**SHORT EXERCISE**.
Gather every line below where "color" appears.

+--

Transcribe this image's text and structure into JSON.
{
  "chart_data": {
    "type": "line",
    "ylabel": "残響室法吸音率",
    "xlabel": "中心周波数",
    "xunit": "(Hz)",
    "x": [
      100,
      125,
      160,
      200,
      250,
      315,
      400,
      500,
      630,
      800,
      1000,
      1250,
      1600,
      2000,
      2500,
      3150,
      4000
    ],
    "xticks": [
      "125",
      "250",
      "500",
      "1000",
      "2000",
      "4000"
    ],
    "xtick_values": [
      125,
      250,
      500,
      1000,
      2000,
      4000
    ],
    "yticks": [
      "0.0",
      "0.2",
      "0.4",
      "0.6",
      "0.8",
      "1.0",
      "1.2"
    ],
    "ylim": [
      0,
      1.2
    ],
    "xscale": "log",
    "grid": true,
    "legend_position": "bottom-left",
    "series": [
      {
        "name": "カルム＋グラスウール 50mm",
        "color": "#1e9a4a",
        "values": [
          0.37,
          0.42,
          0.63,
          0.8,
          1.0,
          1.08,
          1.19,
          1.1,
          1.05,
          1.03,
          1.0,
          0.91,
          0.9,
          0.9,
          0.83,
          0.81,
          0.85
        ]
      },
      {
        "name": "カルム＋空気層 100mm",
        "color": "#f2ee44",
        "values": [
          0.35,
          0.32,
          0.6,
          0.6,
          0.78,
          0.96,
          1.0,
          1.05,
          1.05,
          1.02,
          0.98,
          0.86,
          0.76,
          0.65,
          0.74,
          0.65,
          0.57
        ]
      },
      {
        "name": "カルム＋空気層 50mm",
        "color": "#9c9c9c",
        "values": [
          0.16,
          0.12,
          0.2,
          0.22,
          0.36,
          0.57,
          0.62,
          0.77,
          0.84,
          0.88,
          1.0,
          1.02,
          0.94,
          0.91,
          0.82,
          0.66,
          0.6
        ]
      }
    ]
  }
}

+--

**SOLUTION TO THE EXERCISE**.
        "color": "#1e9a4a",
        "color": "#f2ee44",
        "color": "#9c9c9c",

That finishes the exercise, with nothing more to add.